__Work instructions__
An exact reproduction of the records is required, with all images left out.

Stored dataset items
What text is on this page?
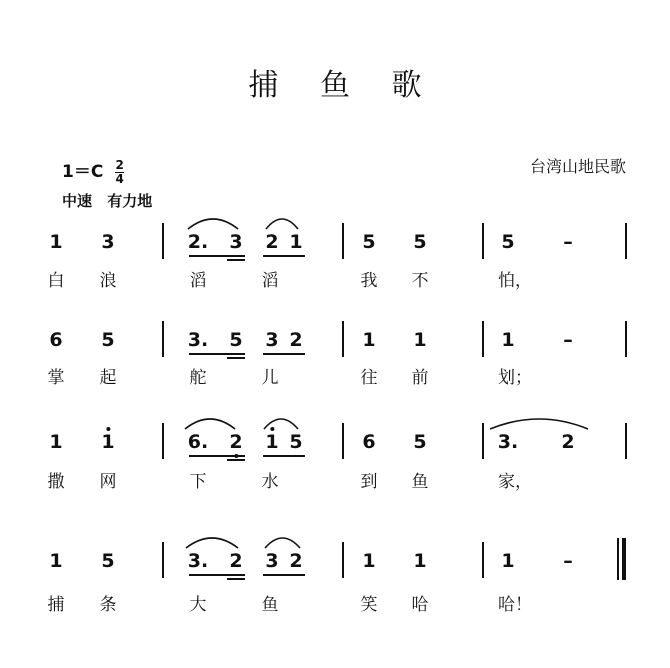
捕 鱼 歌
$1=C \frac{2}{4}$
中速 有力地
台湾山地民歌
1 3	2. 3 2 1	5 5	5	–
白 浪	滔	滔	我 不	怕，
6 5	3. 5 3 2	1 1	1	–
掌 起	舵	儿	往 前	划；
1 1	6. 2 1 5	6 5	3. 2
撒 网	下	水	到 鱼	家，
1 5	3. 2 3 2	1 1	1	–
捕 条	大	鱼	笑 哈	哈！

__Reply to the task__
What text is on this page?
捕 鱼 歌
$1=C \frac{2}{4}$
中速 有力地
台湾山地民歌
1 3	2. 3 2 1	5 5	5	–
白 浪	滔	滔	我 不	怕，
6 5	3. 5 3 2	1 1	1	–
掌 起	舵	儿	往 前	划；
1 1	6. 2 1 5	6 5	3. 2
撒 网	下	水	到 鱼	家，
1 5	3. 2 3 2	1 1	1	–
捕 条	大	鱼	笑 哈	哈！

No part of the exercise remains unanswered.